## start Stored rows

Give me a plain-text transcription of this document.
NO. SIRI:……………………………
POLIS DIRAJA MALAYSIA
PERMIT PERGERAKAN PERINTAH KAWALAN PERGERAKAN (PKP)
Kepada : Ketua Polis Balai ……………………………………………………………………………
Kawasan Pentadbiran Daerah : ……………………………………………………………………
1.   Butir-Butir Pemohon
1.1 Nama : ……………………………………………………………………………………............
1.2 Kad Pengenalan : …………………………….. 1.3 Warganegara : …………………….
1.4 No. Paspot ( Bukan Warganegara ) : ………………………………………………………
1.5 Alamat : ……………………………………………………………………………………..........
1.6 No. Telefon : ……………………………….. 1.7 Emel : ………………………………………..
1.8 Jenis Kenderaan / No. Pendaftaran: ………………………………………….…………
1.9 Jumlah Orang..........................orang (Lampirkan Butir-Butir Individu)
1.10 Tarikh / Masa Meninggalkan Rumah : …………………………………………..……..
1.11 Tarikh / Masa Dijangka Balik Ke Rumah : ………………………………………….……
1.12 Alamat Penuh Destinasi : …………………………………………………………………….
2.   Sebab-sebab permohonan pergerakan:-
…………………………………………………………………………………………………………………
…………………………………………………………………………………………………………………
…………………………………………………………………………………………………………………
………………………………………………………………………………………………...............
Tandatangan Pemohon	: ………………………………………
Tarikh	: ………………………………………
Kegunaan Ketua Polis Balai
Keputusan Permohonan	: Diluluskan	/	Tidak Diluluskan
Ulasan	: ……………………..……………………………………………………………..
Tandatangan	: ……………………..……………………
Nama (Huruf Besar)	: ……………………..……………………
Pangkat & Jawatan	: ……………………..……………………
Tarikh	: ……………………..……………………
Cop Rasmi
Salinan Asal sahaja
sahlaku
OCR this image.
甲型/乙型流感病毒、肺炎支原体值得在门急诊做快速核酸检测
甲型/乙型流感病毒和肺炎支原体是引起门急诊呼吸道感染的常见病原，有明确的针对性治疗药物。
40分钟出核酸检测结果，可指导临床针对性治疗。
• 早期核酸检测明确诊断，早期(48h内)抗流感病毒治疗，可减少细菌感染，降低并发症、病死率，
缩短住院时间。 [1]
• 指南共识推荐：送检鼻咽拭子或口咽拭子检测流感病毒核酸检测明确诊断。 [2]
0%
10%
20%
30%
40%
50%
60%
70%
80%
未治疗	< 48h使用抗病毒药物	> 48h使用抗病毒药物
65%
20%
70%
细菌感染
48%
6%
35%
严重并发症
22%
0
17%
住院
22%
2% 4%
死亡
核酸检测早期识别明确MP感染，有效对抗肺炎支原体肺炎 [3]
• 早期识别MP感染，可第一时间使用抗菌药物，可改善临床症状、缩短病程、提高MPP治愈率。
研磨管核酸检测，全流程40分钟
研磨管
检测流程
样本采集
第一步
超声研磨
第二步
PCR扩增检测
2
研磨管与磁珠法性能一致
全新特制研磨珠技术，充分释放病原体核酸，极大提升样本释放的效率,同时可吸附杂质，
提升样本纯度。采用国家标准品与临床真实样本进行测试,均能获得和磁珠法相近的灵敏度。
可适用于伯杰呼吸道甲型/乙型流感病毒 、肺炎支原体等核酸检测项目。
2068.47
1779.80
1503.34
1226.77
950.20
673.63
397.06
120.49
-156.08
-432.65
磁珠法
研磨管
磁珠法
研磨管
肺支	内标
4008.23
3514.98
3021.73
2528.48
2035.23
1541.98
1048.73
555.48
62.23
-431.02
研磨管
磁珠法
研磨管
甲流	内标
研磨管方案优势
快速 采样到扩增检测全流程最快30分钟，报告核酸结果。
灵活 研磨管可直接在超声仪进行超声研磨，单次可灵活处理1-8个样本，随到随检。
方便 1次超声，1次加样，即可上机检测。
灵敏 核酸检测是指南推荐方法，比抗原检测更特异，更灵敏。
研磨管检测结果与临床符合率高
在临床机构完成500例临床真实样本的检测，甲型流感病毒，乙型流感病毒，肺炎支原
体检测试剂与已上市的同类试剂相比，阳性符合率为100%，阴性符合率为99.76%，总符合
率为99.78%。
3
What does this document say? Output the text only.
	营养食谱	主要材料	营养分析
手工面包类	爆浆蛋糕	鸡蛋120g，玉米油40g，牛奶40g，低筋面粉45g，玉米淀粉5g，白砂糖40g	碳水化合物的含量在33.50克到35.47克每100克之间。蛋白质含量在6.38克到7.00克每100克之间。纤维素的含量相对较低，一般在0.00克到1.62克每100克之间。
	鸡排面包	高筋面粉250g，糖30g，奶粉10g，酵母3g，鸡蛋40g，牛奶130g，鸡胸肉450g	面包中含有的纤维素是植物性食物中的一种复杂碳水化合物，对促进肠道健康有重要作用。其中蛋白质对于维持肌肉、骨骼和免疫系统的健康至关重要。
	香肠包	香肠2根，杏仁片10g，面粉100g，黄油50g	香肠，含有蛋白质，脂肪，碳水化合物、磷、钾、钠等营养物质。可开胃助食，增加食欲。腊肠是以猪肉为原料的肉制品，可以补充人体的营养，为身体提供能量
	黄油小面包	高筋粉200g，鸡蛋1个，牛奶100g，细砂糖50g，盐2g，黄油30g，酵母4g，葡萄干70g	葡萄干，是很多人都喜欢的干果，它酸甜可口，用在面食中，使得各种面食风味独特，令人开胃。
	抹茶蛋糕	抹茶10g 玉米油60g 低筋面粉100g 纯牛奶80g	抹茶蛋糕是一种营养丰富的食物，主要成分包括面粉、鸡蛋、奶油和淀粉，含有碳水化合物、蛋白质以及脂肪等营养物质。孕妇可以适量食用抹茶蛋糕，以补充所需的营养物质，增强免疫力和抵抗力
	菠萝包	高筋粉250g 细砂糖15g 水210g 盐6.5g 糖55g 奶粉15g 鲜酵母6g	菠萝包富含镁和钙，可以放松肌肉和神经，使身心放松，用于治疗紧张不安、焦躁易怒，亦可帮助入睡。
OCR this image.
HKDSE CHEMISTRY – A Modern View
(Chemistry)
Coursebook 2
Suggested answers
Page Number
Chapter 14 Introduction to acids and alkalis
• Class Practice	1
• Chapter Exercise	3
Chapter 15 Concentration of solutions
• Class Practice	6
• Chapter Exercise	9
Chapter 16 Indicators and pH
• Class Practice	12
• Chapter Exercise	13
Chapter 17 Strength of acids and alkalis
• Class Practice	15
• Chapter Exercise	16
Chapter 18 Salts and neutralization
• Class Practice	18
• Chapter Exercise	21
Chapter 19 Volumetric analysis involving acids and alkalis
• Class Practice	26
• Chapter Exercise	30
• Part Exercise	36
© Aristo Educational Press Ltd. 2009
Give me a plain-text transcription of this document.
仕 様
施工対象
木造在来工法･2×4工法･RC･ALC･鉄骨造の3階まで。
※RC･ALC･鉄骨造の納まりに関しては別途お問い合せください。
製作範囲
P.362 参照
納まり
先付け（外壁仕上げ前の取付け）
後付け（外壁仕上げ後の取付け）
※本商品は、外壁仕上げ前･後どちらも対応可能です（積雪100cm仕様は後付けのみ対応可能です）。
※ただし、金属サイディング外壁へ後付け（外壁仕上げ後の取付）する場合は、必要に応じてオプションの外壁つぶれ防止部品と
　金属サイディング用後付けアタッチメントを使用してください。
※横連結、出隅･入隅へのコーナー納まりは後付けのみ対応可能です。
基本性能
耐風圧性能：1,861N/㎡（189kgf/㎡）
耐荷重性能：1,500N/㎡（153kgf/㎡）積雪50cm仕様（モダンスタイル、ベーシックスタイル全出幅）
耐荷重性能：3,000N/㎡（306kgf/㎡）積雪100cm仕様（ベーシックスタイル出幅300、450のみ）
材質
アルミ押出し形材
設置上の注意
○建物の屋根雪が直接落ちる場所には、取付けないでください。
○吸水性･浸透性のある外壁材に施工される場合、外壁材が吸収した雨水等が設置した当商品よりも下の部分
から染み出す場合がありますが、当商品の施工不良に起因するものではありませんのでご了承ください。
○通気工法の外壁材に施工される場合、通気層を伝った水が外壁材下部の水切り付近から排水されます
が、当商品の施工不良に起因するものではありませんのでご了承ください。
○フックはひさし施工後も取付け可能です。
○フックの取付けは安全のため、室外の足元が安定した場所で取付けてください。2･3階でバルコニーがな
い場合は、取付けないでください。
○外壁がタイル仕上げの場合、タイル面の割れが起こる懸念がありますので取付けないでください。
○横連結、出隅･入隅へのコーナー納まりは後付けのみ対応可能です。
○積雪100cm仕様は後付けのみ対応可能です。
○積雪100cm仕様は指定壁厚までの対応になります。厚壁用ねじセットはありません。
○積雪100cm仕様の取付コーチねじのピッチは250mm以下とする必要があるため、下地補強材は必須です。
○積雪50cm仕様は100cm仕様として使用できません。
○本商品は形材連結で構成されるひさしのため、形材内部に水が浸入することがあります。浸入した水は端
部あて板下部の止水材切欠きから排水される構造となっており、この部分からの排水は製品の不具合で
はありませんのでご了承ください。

## end Stored rows

**What you will do:** Look over the records above and copy each line that includes the string "Rumah".

**Output of the exercise:**
1.10 Tarikh / Masa Meninggalkan Rumah : …………………………………………..……..
1.11 Tarikh / Masa Dijangka Balik Ke Rumah : ………………………………………….……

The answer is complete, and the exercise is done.